### Exercise materials

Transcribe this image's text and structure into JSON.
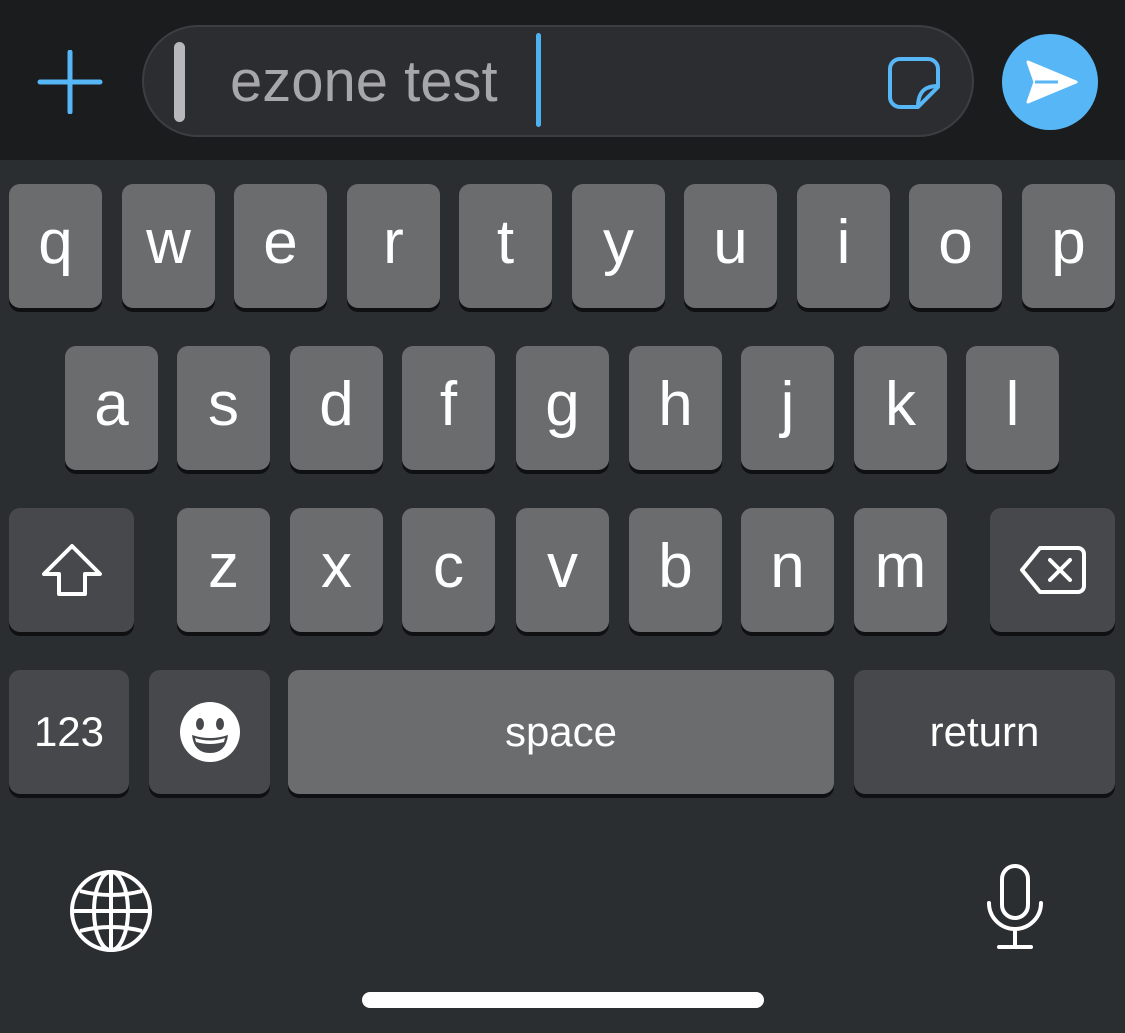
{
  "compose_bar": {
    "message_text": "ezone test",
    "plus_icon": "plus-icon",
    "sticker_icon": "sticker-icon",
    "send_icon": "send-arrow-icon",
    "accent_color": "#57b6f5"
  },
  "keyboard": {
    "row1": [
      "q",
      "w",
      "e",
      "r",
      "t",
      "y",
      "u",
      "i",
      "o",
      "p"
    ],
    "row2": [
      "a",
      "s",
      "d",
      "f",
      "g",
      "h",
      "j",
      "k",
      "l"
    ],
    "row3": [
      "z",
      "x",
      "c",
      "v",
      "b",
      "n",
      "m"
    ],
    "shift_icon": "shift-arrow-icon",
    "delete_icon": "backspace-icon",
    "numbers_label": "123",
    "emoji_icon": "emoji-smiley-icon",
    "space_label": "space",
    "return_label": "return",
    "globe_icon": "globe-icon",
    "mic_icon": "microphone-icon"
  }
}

######

_Exercise brief_. Transcribe all the data word for word; the images stay out.

_Task result_.
Transcribe this image's text and structure into JSON.
{
  "compose_bar": {
    "message_text": "ezone test",
    "plus_icon": "plus-icon",
    "sticker_icon": "sticker-icon",
    "send_icon": "send-arrow-icon",
    "accent_color": "#57b6f5"
  },
  "keyboard": {
    "row1": [
      "q",
      "w",
      "e",
      "r",
      "t",
      "y",
      "u",
      "i",
      "o",
      "p"
    ],
    "row2": [
      "a",
      "s",
      "d",
      "f",
      "g",
      "h",
      "j",
      "k",
      "l"
    ],
    "row3": [
      "z",
      "x",
      "c",
      "v",
      "b",
      "n",
      "m"
    ],
    "shift_icon": "shift-arrow-icon",
    "delete_icon": "backspace-icon",
    "numbers_label": "123",
    "emoji_icon": "emoji-smiley-icon",
    "space_label": "space",
    "return_label": "return",
    "globe_icon": "globe-icon",
    "mic_icon": "microphone-icon"
  }
}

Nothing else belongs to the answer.